- _Exercise aim_:
Keep the images out and copy every entry below exactly.

- _Dataset entries_:
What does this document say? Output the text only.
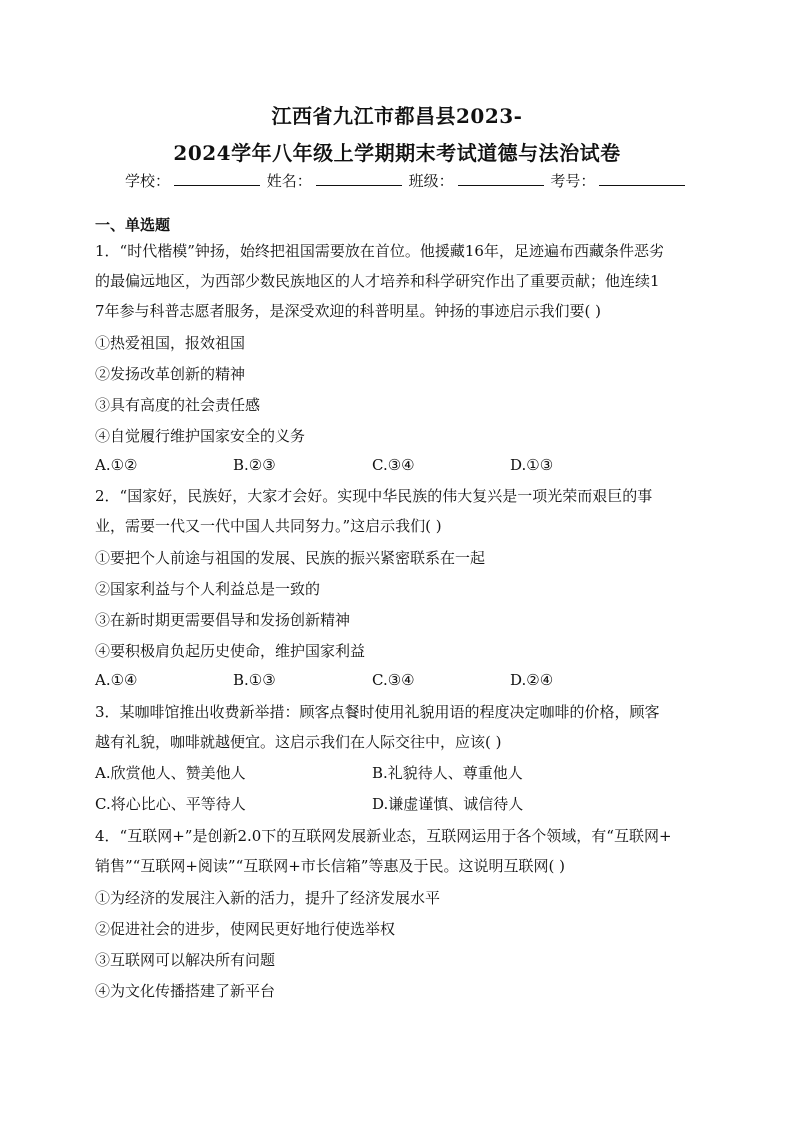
江西省九江市都昌县2023-
2024学年八年级上学期期末考试道德与法治试卷
学校：	姓名：	班级：	考号：
一、单选题
1．“时代楷模”钟扬，始终把祖国需要放在首位。他援藏16年，足迹遍布西藏条件恶劣
的最偏远地区，为西部少数民族地区的人才培养和科学研究作出了重要贡献；他连续1
7年参与科普志愿者服务，是深受欢迎的科普明星。钟扬的事迹启示我们要( )
①热爱祖国，报效祖国
②发扬改革创新的精神
③具有高度的社会责任感
④自觉履行维护国家安全的义务
A.①②	B.②③	C.③④	D.①③
2．“国家好，民族好，大家才会好。实现中华民族的伟大复兴是一项光荣而艰巨的事
业，需要一代又一代中国人共同努力。”这启示我们( )
①要把个人前途与祖国的发展、民族的振兴紧密联系在一起
②国家利益与个人利益总是一致的
③在新时期更需要倡导和发扬创新精神
④要积极肩负起历史使命，维护国家利益
A.①④	B.①③	C.③④	D.②④
3．某咖啡馆推出收费新举措：顾客点餐时使用礼貌用语的程度决定咖啡的价格，顾客
越有礼貌，咖啡就越便宜。这启示我们在人际交往中，应该( )
A.欣赏他人、赞美他人	B.礼貌待人、尊重他人
C.将心比心、平等待人	D.谦虚谨慎、诚信待人
4．“互联网+”是创新2.0下的互联网发展新业态，互联网运用于各个领域，有“互联网+
销售”“互联网+阅读”“互联网+市长信箱”等惠及于民。这说明互联网( )
①为经济的发展注入新的活力，提升了经济发展水平
②促进社会的进步，使网民更好地行使选举权
③互联网可以解决所有问题
④为文化传播搭建了新平台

- _Correct output_:
What does this document say? Output the text only.
江西省九江市都昌县2023-
2024学年八年级上学期期末考试道德与法治试卷
学校：	姓名：	班级：	考号：
一、单选题
1．“时代楷模”钟扬，始终把祖国需要放在首位。他援藏16年，足迹遍布西藏条件恶劣
的最偏远地区，为西部少数民族地区的人才培养和科学研究作出了重要贡献；他连续1
7年参与科普志愿者服务，是深受欢迎的科普明星。钟扬的事迹启示我们要( )
①热爱祖国，报效祖国
②发扬改革创新的精神
③具有高度的社会责任感
④自觉履行维护国家安全的义务
A.①②	B.②③	C.③④	D.①③
2．“国家好，民族好，大家才会好。实现中华民族的伟大复兴是一项光荣而艰巨的事
业，需要一代又一代中国人共同努力。”这启示我们( )
①要把个人前途与祖国的发展、民族的振兴紧密联系在一起
②国家利益与个人利益总是一致的
③在新时期更需要倡导和发扬创新精神
④要积极肩负起历史使命，维护国家利益
A.①④	B.①③	C.③④	D.②④
3．某咖啡馆推出收费新举措：顾客点餐时使用礼貌用语的程度决定咖啡的价格，顾客
越有礼貌，咖啡就越便宜。这启示我们在人际交往中，应该( )
A.欣赏他人、赞美他人	B.礼貌待人、尊重他人
C.将心比心、平等待人	D.谦虚谨慎、诚信待人
4．“互联网+”是创新2.0下的互联网发展新业态，互联网运用于各个领域，有“互联网+
销售”“互联网+阅读”“互联网+市长信箱”等惠及于民。这说明互联网( )
①为经济的发展注入新的活力，提升了经济发展水平
②促进社会的进步，使网民更好地行使选举权
③互联网可以解决所有问题
④为文化传播搭建了新平台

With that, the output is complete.